**Problem details:** Extract every line of the material that holds the string "трубопроводов".

# Start of Materials provided

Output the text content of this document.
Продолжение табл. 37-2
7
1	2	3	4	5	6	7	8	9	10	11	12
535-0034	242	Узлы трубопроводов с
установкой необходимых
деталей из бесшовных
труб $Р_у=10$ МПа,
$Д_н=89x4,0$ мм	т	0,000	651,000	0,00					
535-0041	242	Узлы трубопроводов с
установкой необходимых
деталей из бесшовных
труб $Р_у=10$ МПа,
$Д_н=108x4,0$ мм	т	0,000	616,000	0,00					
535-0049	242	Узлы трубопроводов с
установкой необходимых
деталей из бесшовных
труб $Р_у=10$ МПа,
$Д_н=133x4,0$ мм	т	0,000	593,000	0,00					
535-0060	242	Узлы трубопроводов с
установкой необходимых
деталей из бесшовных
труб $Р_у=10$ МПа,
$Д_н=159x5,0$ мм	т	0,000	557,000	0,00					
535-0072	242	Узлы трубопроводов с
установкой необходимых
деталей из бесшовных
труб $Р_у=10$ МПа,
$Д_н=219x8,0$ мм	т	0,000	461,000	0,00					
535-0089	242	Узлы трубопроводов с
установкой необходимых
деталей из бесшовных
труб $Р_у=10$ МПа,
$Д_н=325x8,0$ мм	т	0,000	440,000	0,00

# End of Materials provided

**Written solution:**
535-0034	242	Узлы трубопроводов с
535-0041	242	Узлы трубопроводов с
535-0049	242	Узлы трубопроводов с
535-0060	242	Узлы трубопроводов с
535-0072	242	Узлы трубопроводов с
535-0089	242	Узлы трубопроводов с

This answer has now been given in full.